● Task to carry out
Retype every entry word for word.

● Data extract
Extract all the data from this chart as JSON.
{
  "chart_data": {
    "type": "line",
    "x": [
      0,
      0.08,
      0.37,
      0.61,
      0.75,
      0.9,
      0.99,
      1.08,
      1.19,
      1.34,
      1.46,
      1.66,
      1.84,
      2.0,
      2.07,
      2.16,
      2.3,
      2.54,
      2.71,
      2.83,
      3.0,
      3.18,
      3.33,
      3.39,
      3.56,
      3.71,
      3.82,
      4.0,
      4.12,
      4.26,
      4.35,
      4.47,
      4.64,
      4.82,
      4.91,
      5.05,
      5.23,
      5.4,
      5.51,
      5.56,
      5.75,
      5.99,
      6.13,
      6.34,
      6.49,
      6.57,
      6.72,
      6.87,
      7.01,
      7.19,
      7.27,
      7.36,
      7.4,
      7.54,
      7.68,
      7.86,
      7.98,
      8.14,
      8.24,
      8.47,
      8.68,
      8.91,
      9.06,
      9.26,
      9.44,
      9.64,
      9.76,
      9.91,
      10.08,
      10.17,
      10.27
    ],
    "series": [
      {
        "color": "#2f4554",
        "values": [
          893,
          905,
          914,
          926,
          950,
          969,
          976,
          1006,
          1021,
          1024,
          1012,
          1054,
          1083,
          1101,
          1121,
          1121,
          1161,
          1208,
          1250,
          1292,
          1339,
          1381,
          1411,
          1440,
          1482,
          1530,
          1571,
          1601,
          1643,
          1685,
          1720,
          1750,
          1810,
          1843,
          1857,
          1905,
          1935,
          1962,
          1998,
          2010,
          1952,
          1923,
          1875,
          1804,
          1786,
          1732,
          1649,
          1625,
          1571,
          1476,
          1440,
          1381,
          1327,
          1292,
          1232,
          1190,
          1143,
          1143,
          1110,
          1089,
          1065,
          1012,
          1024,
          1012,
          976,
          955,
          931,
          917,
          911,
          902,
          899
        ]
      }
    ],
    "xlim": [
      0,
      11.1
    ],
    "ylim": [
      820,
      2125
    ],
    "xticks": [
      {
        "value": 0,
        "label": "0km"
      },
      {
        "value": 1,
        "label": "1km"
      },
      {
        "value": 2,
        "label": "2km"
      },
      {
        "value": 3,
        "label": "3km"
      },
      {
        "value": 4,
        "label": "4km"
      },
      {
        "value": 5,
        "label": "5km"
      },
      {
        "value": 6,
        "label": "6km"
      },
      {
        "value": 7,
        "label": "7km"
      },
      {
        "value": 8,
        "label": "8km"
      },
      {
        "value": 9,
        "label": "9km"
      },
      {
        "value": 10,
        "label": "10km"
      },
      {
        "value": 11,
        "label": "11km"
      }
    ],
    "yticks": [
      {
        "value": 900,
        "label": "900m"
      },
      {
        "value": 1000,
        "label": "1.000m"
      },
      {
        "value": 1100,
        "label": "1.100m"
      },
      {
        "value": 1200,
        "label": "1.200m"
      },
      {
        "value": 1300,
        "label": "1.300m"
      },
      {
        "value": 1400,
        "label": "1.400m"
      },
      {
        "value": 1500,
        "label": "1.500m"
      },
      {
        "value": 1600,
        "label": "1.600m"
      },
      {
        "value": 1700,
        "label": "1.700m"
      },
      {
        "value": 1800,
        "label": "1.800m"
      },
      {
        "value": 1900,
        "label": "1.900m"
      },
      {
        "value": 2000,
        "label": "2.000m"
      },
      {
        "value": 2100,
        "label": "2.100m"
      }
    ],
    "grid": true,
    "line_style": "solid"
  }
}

● Output
Extract all the data from this chart as JSON.
{
  "chart_data": {
    "type": "line",
    "x": [
      0,
      0.08,
      0.37,
      0.61,
      0.75,
      0.9,
      0.99,
      1.08,
      1.19,
      1.34,
      1.46,
      1.66,
      1.84,
      2.0,
      2.07,
      2.16,
      2.3,
      2.54,
      2.71,
      2.83,
      3.0,
      3.18,
      3.33,
      3.39,
      3.56,
      3.71,
      3.82,
      4.0,
      4.12,
      4.26,
      4.35,
      4.47,
      4.64,
      4.82,
      4.91,
      5.05,
      5.23,
      5.4,
      5.51,
      5.56,
      5.75,
      5.99,
      6.13,
      6.34,
      6.49,
      6.57,
      6.72,
      6.87,
      7.01,
      7.19,
      7.27,
      7.36,
      7.4,
      7.54,
      7.68,
      7.86,
      7.98,
      8.14,
      8.24,
      8.47,
      8.68,
      8.91,
      9.06,
      9.26,
      9.44,
      9.64,
      9.76,
      9.91,
      10.08,
      10.17,
      10.27
    ],
    "series": [
      {
        "color": "#2f4554",
        "values": [
          893,
          905,
          914,
          926,
          950,
          969,
          976,
          1006,
          1021,
          1024,
          1012,
          1054,
          1083,
          1101,
          1121,
          1121,
          1161,
          1208,
          1250,
          1292,
          1339,
          1381,
          1411,
          1440,
          1482,
          1530,
          1571,
          1601,
          1643,
          1685,
          1720,
          1750,
          1810,
          1843,
          1857,
          1905,
          1935,
          1962,
          1998,
          2010,
          1952,
          1923,
          1875,
          1804,
          1786,
          1732,
          1649,
          1625,
          1571,
          1476,
          1440,
          1381,
          1327,
          1292,
          1232,
          1190,
          1143,
          1143,
          1110,
          1089,
          1065,
          1012,
          1024,
          1012,
          976,
          955,
          931,
          917,
          911,
          902,
          899
        ]
      }
    ],
    "xlim": [
      0,
      11.1
    ],
    "ylim": [
      820,
      2125
    ],
    "xticks": [
      {
        "value": 0,
        "label": "0km"
      },
      {
        "value": 1,
        "label": "1km"
      },
      {
        "value": 2,
        "label": "2km"
      },
      {
        "value": 3,
        "label": "3km"
      },
      {
        "value": 4,
        "label": "4km"
      },
      {
        "value": 5,
        "label": "5km"
      },
      {
        "value": 6,
        "label": "6km"
      },
      {
        "value": 7,
        "label": "7km"
      },
      {
        "value": 8,
        "label": "8km"
      },
      {
        "value": 9,
        "label": "9km"
      },
      {
        "value": 10,
        "label": "10km"
      },
      {
        "value": 11,
        "label": "11km"
      }
    ],
    "yticks": [
      {
        "value": 900,
        "label": "900m"
      },
      {
        "value": 1000,
        "label": "1.000m"
      },
      {
        "value": 1100,
        "label": "1.100m"
      },
      {
        "value": 1200,
        "label": "1.200m"
      },
      {
        "value": 1300,
        "label": "1.300m"
      },
      {
        "value": 1400,
        "label": "1.400m"
      },
      {
        "value": 1500,
        "label": "1.500m"
      },
      {
        "value": 1600,
        "label": "1.600m"
      },
      {
        "value": 1700,
        "label": "1.700m"
      },
      {
        "value": 1800,
        "label": "1.800m"
      },
      {
        "value": 1900,
        "label": "1.900m"
      },
      {
        "value": 2000,
        "label": "2.000m"
      },
      {
        "value": 2100,
        "label": "2.100m"
      }
    ],
    "grid": true,
    "line_style": "solid"
  }
}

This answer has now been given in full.